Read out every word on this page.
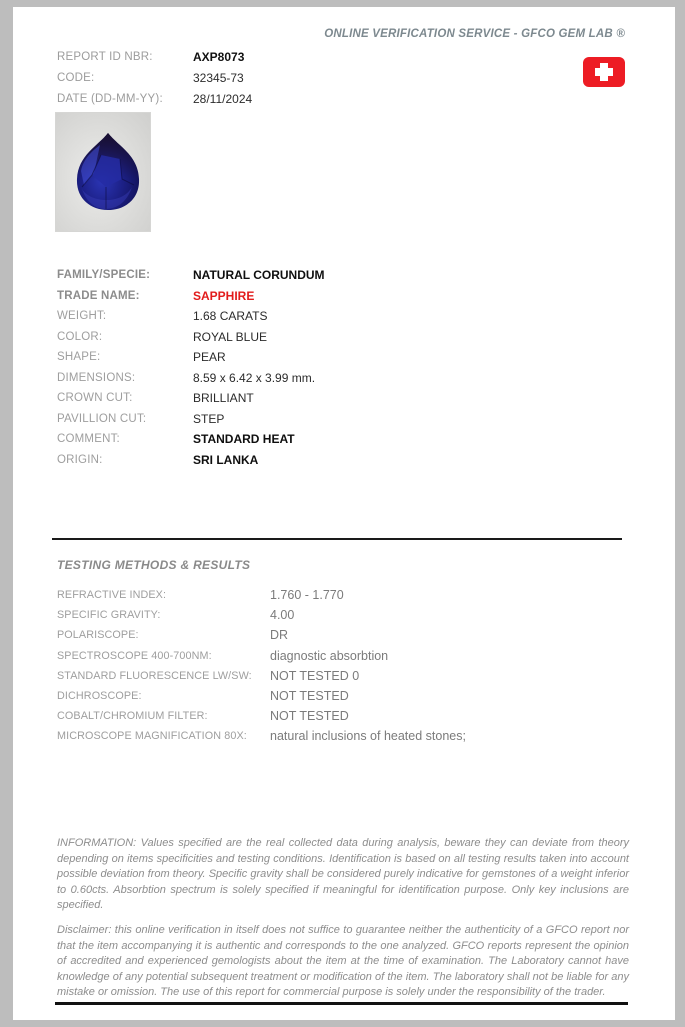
ONLINE VERIFICATION SERVICE - GFCO GEM LAB ®
REPORT ID NBR:	AXP8073
CODE:	32345-73
DATE (DD-MM-YY):	28/11/2024
FAMILY/SPECIE:	NATURAL CORUNDUM
TRADE NAME:	SAPPHIRE
WEIGHT:	1.68 CARATS
COLOR:	ROYAL BLUE
SHAPE:	PEAR
DIMENSIONS:	8.59 x 6.42 x 3.99 mm.
CROWN CUT:	BRILLIANT
PAVILLION CUT:	STEP
COMMENT:	STANDARD HEAT
ORIGIN:	SRI LANKA
TESTING METHODS & RESULTS
REFRACTIVE INDEX:	1.760 - 1.770
SPECIFIC GRAVITY:	4.00
POLARISCOPE:	DR
SPECTROSCOPE 400-700NM:	diagnostic absorbtion
STANDARD FLUORESCENCE LW/SW:	NOT TESTED 0
DICHROSCOPE:	NOT TESTED
COBALT/CHROMIUM FILTER:	NOT TESTED
MICROSCOPE MAGNIFICATION 80X:	natural inclusions of heated stones;
INFORMATION: Values specified are the real collected data during analysis, beware they can deviate from theory depending on items specificities and testing conditions. Identification is based on all testing results taken into account possible deviation from theory. Specific gravity shall be considered purely indicative for gemstones of a weight inferior to 0.60cts. Absorbtion spectrum is solely specified if meaningful for identification purpose. Only key inclusions are specified.
Disclaimer: this online verification in itself does not suffice to guarantee neither the authenticity of a GFCO report nor that the item accompanying it is authentic and corresponds to the one analyzed. GFCO reports represent the opinion of accredited and experienced gemologists about the item at the time of examination. The Laboratory cannot have knowledge of any potential subsequent treatment or modification of the item. The laboratory shall not be liable for any mistake or omission. The use of this report for commercial purpose is solely under the responsibility of the trader.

### Request:
Scan the entries above and work out how many lines include the word "TESTED"; the reply is that number alone.

### Complete response:
3